Dataset records on visual material
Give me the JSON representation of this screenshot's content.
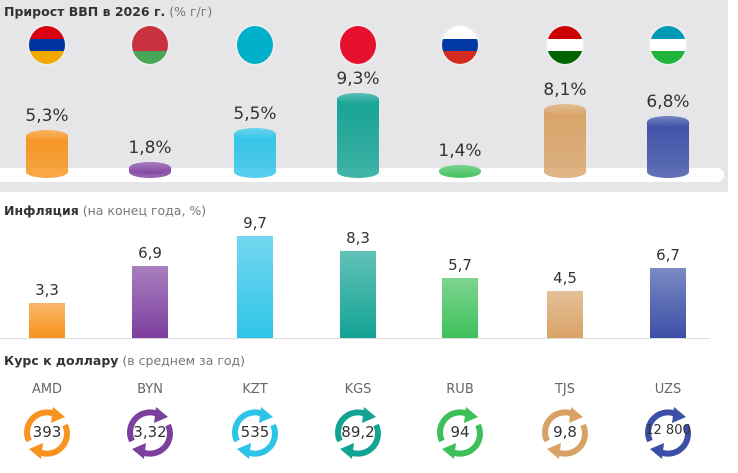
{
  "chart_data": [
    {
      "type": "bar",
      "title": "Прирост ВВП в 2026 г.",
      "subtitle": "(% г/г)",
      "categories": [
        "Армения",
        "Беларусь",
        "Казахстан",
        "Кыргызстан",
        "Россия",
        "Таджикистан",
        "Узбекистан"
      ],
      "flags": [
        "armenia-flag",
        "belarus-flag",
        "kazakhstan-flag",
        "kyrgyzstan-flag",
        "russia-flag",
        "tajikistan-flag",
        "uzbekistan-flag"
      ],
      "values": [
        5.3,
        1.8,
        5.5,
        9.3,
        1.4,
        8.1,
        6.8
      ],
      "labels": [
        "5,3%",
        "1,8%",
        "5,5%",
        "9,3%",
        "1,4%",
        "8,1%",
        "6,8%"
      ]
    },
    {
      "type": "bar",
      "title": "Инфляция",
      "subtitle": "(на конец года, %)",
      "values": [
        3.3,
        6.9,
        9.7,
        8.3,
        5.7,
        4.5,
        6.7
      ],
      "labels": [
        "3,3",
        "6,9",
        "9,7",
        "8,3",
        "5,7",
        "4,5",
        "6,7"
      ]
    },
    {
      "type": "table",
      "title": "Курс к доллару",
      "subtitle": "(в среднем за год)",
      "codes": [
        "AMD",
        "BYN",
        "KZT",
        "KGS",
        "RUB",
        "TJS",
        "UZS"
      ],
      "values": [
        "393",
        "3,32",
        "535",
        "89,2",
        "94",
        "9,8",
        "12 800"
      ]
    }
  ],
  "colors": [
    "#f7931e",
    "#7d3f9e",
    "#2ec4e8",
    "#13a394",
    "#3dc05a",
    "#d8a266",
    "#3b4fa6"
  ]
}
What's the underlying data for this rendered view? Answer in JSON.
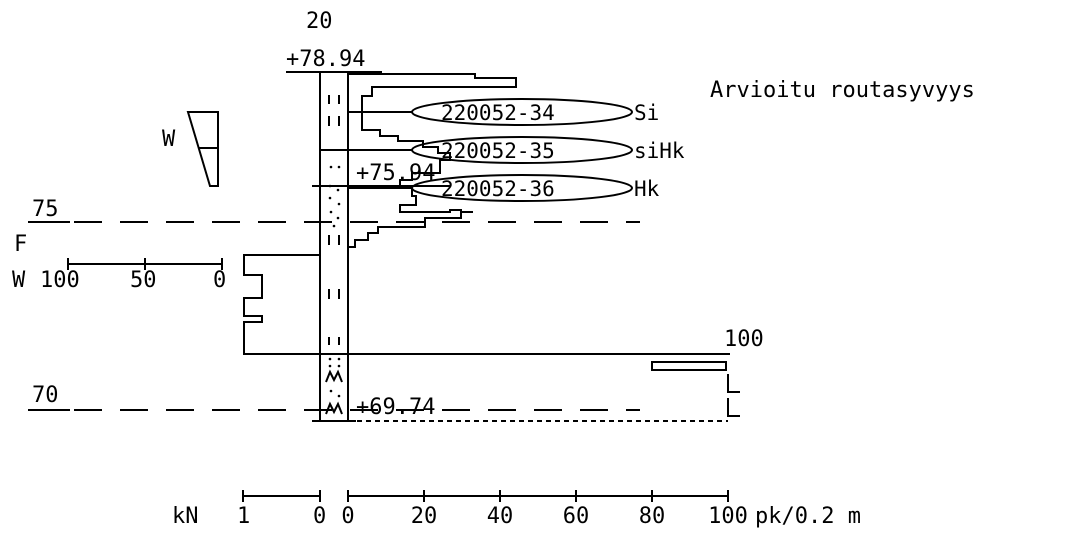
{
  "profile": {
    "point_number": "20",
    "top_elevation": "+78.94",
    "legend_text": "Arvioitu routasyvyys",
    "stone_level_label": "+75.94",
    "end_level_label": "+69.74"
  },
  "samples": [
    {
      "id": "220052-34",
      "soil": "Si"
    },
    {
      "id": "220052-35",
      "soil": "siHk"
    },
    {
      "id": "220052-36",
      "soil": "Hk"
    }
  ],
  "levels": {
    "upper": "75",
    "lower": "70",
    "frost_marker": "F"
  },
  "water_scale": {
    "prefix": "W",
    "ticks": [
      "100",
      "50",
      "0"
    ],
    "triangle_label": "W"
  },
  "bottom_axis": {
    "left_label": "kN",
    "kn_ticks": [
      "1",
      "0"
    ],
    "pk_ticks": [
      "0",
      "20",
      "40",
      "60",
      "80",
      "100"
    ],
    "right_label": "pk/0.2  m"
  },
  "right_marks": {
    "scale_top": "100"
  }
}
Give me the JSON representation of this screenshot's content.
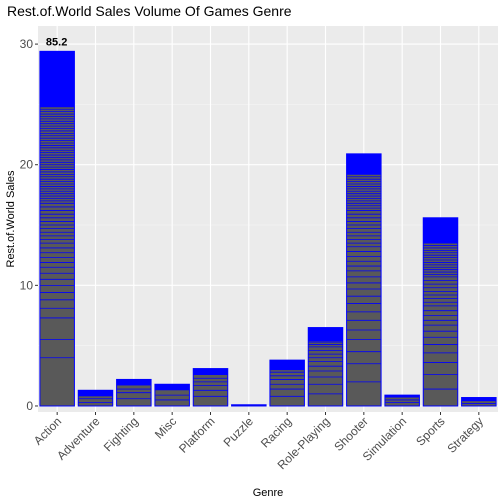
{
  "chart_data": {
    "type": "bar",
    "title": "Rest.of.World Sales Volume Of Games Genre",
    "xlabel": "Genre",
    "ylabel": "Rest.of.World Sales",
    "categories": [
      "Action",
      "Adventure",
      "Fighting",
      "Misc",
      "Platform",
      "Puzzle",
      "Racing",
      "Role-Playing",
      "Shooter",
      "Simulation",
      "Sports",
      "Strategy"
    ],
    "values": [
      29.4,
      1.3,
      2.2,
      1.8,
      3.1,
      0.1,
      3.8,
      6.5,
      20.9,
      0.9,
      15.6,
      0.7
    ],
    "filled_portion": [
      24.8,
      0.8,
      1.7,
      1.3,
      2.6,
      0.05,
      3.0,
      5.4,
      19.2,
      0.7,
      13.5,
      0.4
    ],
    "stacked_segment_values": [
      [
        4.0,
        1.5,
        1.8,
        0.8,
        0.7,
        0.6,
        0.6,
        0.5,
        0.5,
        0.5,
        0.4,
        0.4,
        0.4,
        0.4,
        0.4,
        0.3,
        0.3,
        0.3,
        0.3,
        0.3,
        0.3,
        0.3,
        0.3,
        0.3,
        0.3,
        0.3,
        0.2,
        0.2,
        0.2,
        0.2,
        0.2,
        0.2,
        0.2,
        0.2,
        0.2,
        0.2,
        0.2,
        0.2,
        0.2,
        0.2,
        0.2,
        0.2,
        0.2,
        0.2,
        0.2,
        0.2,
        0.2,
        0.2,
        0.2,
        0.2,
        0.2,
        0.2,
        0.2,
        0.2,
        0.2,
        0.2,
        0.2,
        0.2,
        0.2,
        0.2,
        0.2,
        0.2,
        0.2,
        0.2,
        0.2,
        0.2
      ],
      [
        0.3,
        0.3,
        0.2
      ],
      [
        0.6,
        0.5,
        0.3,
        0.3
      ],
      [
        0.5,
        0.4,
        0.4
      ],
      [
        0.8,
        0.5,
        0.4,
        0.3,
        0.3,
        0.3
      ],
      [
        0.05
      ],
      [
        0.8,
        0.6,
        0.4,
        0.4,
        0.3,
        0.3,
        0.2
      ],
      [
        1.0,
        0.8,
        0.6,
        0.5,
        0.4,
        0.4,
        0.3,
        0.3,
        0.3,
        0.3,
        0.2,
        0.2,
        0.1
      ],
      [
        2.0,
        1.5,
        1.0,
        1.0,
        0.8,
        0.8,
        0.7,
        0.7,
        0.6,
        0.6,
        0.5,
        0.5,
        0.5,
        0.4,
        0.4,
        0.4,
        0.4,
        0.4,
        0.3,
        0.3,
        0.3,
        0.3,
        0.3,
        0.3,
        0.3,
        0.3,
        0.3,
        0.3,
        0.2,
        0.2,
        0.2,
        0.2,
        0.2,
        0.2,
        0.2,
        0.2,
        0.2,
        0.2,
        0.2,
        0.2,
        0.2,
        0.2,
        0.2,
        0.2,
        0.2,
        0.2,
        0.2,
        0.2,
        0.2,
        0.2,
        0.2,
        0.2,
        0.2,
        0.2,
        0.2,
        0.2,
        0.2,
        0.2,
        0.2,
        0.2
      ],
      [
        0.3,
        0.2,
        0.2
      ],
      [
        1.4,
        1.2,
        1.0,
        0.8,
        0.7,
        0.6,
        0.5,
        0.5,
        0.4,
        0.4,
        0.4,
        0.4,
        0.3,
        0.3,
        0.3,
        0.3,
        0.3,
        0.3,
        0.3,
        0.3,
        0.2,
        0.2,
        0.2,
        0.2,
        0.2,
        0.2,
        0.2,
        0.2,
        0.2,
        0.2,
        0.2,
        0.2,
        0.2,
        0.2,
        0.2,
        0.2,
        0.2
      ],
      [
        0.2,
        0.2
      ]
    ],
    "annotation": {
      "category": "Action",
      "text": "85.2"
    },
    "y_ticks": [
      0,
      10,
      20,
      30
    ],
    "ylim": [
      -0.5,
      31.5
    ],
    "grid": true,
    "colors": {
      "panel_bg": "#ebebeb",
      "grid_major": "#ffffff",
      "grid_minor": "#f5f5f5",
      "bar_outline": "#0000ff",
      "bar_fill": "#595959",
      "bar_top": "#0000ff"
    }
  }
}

• **Set exercise**
Find every line that has "World" in it, then return those lines.

• **Written answer**
    "title": "Rest.of.World Sales Volume Of Games Genre",
    "ylabel": "Rest.of.World Sales",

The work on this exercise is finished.